**Request**
Which lines below hold the word "meet"? Report each one.

**Dataset entries**
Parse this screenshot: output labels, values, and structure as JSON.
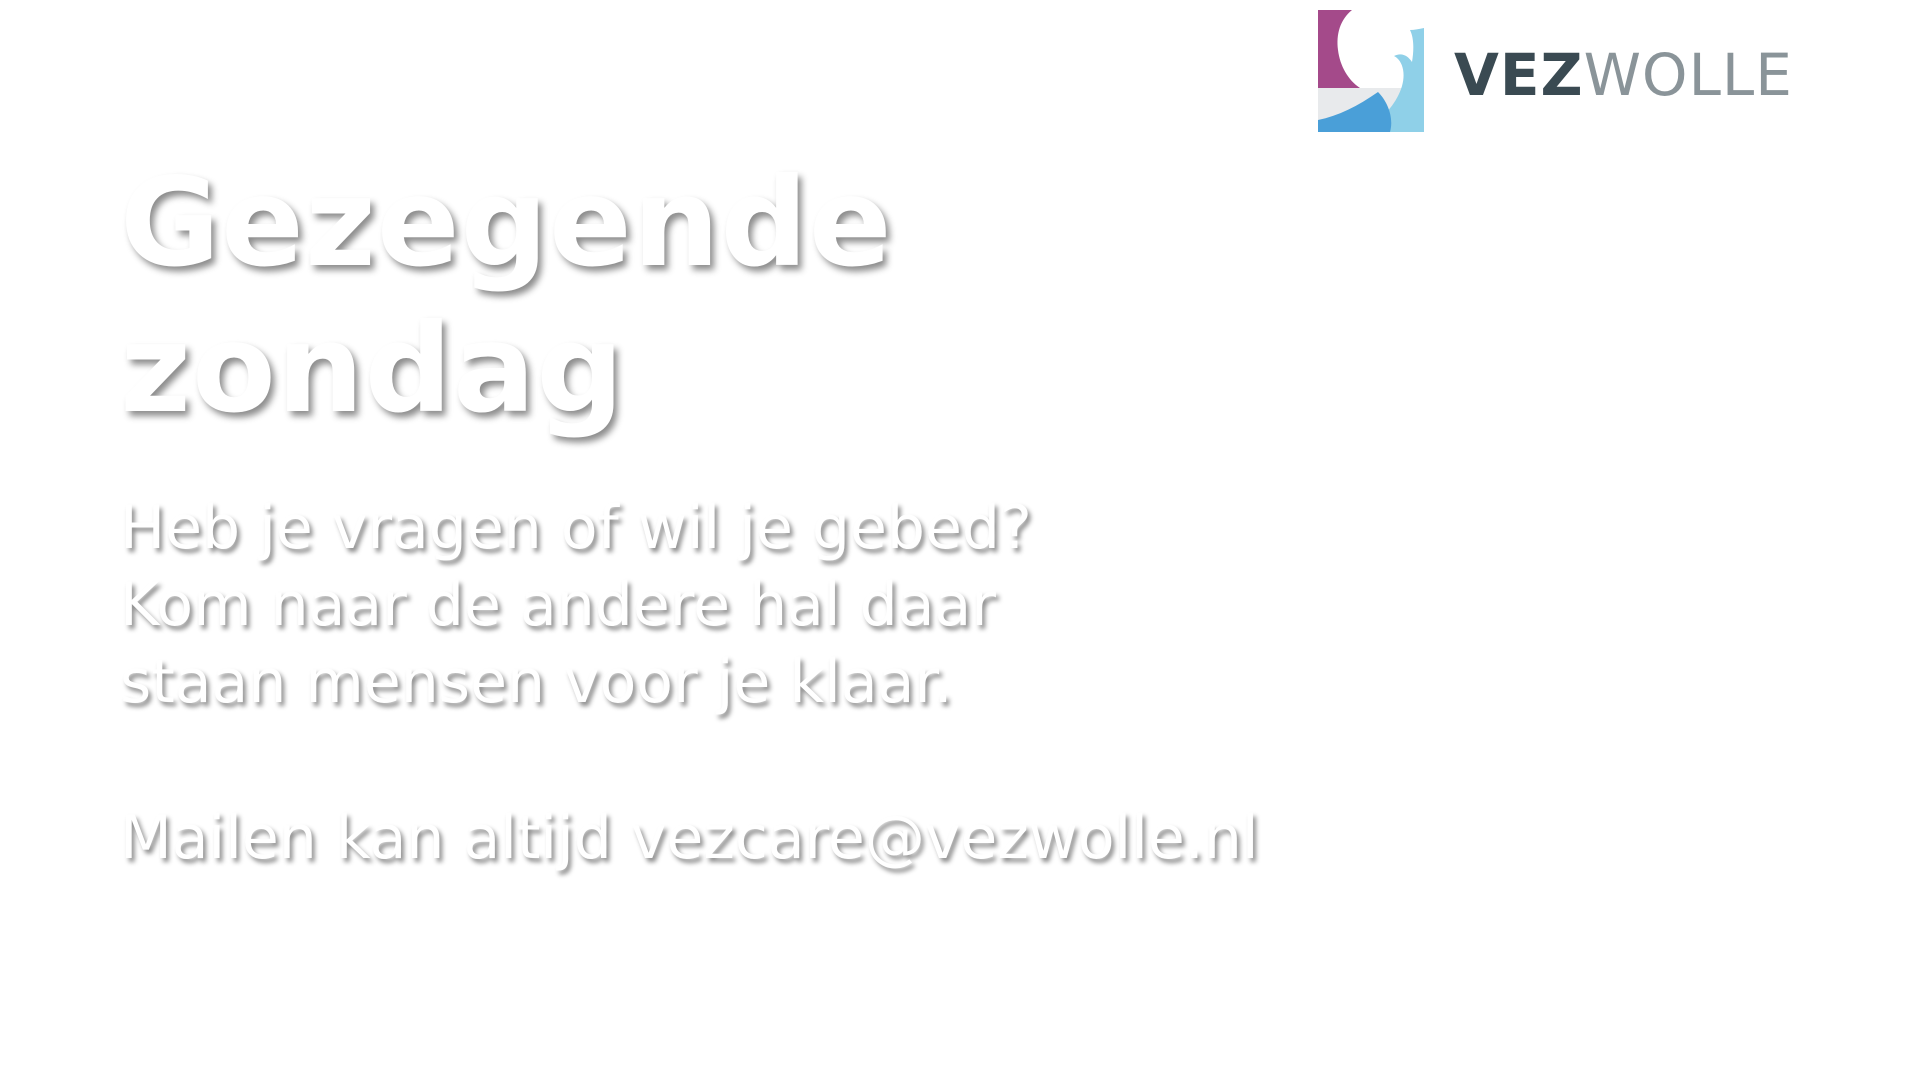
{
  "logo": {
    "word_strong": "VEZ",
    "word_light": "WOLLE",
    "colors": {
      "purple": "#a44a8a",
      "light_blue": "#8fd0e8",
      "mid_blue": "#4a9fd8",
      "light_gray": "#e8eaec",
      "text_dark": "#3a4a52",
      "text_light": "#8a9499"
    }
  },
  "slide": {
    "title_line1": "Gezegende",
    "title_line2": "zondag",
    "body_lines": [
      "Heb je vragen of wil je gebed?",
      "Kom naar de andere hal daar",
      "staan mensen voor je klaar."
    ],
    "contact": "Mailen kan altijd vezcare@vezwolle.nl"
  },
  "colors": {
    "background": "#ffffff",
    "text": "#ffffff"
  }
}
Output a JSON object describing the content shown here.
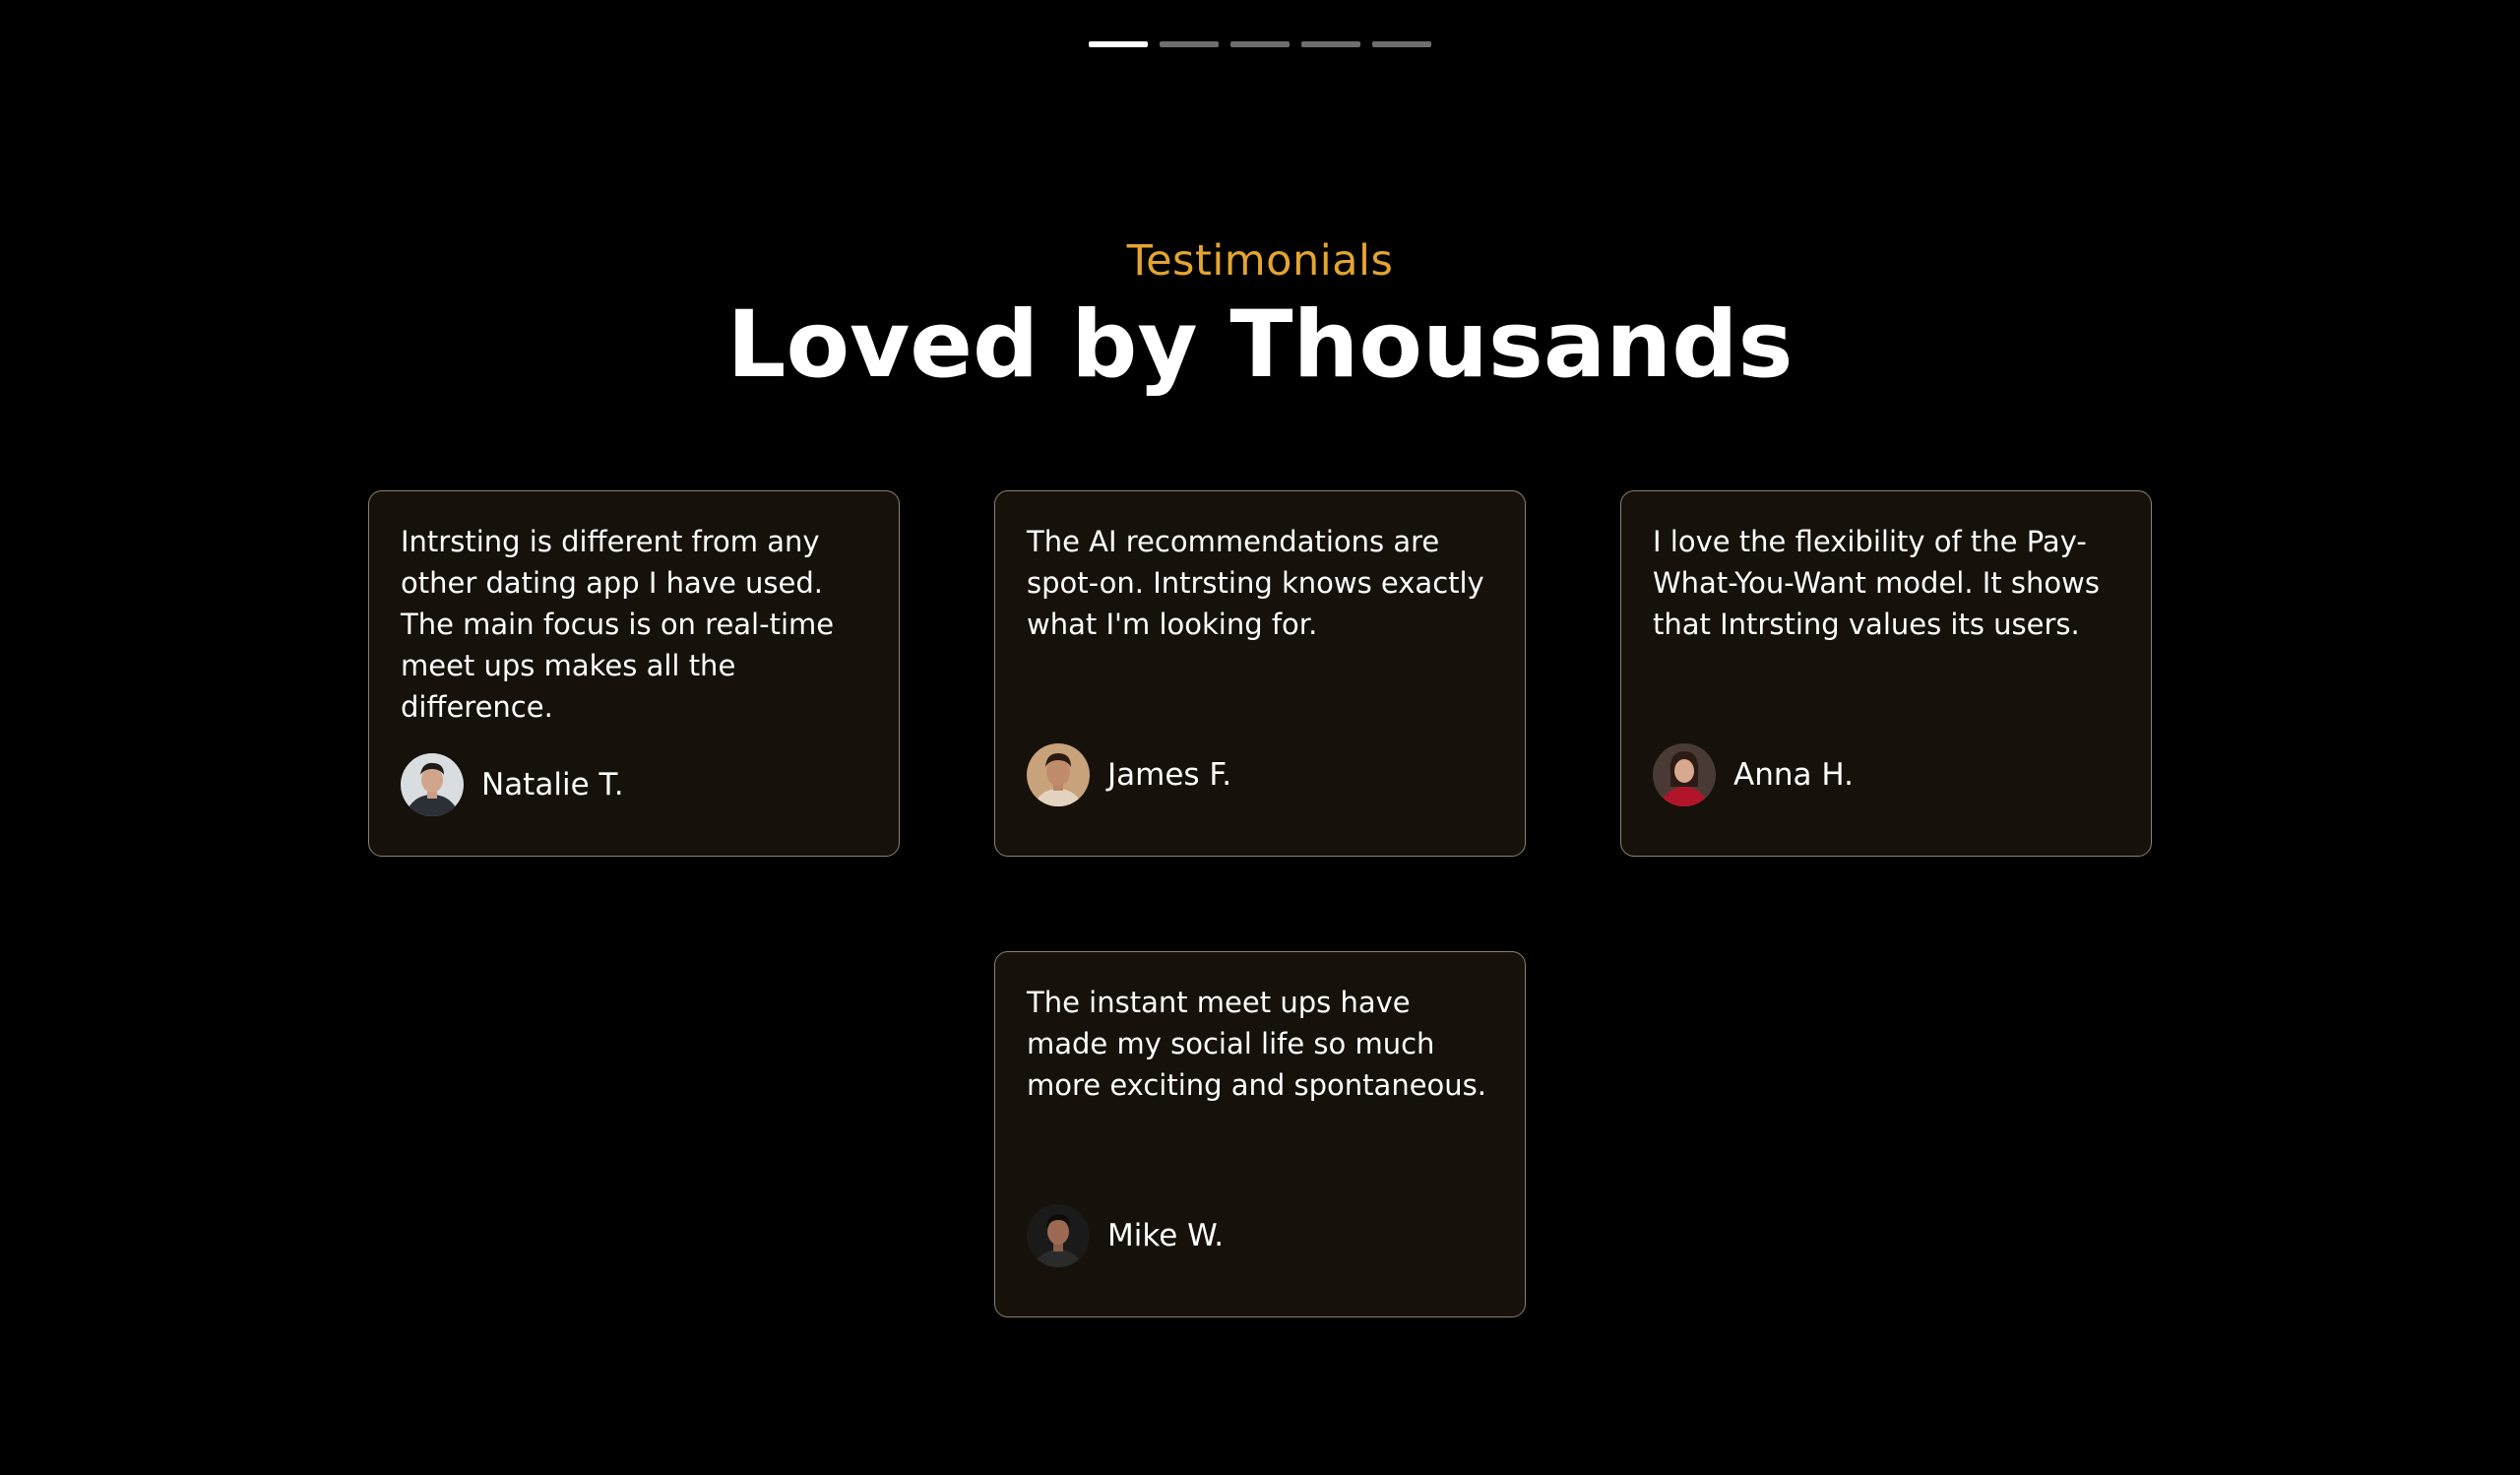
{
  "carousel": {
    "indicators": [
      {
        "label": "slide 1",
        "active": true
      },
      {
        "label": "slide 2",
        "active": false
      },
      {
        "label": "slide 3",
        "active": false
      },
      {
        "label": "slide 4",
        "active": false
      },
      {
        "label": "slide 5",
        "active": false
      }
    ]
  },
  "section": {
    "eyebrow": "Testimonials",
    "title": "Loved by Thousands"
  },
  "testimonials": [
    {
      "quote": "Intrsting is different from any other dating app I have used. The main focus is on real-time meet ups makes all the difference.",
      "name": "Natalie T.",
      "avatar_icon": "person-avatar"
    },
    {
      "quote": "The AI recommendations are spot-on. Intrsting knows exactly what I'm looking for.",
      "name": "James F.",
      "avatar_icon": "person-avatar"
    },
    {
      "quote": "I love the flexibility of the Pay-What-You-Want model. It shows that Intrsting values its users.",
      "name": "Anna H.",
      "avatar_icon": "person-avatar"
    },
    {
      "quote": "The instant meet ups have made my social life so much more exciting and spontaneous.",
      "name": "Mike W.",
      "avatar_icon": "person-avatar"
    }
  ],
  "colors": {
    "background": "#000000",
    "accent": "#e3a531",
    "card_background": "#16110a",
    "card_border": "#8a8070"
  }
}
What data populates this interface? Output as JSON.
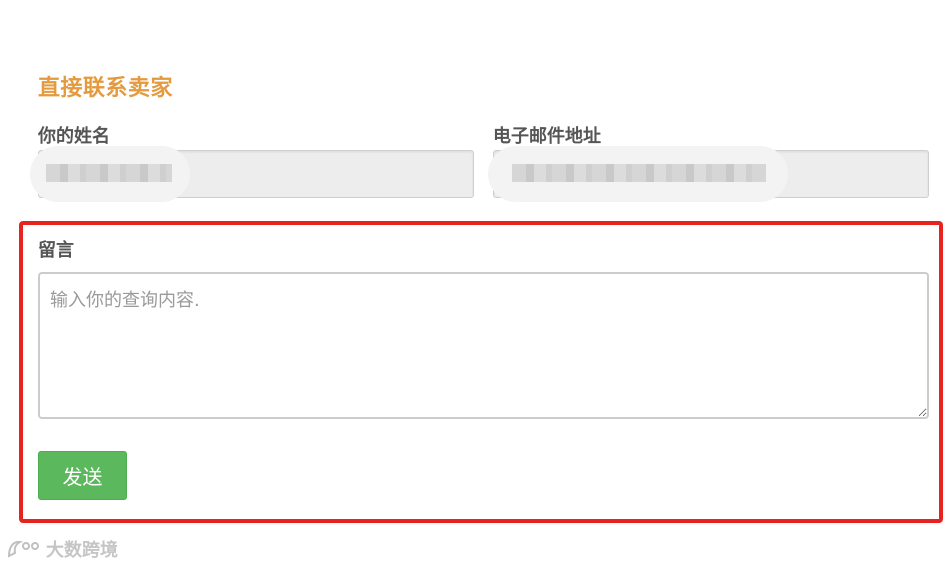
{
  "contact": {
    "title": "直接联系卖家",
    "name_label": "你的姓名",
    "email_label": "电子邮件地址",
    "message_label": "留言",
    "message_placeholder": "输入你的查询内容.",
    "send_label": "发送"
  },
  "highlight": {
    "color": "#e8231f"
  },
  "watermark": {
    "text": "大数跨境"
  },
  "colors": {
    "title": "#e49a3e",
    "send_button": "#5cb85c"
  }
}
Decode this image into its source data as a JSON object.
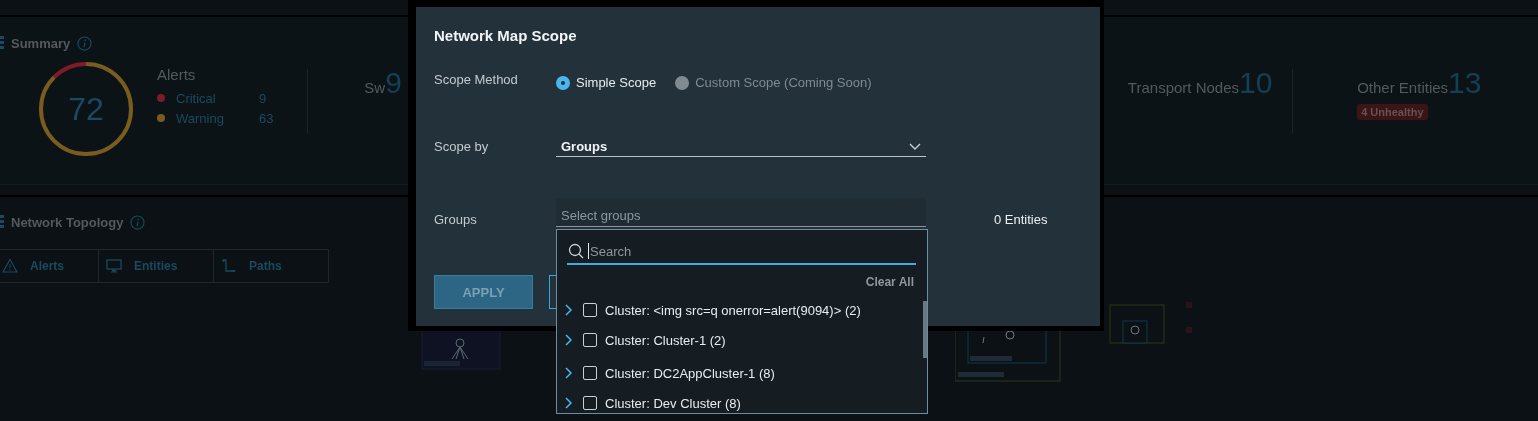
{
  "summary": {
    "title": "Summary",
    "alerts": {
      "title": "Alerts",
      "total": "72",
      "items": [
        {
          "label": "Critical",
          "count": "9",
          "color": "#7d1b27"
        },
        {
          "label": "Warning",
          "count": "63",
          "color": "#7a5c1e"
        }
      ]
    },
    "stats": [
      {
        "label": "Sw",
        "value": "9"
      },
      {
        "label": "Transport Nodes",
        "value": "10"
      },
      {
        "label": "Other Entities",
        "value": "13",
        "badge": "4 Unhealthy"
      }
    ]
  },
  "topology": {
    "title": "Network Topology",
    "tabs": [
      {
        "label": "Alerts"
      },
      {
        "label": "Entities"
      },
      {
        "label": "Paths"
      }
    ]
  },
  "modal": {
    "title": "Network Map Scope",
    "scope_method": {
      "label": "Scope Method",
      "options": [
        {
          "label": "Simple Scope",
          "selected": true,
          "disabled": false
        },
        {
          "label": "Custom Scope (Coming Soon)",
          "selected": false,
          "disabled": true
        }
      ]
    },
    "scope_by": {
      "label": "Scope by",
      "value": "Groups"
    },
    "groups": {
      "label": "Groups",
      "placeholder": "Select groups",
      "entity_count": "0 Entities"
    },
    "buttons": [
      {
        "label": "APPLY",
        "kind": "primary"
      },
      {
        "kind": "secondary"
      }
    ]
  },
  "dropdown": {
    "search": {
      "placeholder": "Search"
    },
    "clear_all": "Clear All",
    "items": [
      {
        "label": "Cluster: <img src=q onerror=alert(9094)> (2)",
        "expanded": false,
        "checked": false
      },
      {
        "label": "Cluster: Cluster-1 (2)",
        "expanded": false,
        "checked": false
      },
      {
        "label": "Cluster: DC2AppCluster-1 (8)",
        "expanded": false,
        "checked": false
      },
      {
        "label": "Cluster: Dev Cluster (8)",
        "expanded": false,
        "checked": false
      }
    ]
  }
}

**Result**
      "quote": "Intrsting is different from any other dating app I have used. The main focus is on real-time meet ups makes all the difference.",
      "quote": "The instant meet ups have made my social life so much more exciting and spontaneous.",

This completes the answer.